- To do -
Looking through the listing, how many of its lines hold the word "Alta"? Answer with only the number.

------ Supplied information ------

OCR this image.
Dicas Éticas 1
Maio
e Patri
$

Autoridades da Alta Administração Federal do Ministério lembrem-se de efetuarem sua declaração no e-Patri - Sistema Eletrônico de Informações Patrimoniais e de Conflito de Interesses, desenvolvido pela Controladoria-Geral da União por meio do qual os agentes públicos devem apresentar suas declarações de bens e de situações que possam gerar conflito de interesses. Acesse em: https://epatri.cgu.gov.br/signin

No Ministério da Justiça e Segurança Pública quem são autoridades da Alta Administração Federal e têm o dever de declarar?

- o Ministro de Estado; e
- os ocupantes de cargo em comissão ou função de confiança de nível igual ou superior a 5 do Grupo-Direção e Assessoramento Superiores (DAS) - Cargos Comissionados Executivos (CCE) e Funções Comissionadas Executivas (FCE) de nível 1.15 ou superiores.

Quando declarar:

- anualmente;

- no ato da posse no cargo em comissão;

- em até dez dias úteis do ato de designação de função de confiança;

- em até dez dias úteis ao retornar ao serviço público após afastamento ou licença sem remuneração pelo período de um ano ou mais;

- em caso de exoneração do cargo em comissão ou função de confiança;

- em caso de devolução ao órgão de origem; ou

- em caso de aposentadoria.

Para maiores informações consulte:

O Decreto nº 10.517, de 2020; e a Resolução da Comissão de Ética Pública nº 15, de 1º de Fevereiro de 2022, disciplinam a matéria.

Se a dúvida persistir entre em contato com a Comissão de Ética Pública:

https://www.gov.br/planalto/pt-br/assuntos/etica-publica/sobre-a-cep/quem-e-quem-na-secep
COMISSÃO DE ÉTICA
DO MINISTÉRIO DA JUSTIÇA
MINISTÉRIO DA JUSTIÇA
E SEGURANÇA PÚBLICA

------

- Answer for the task -
2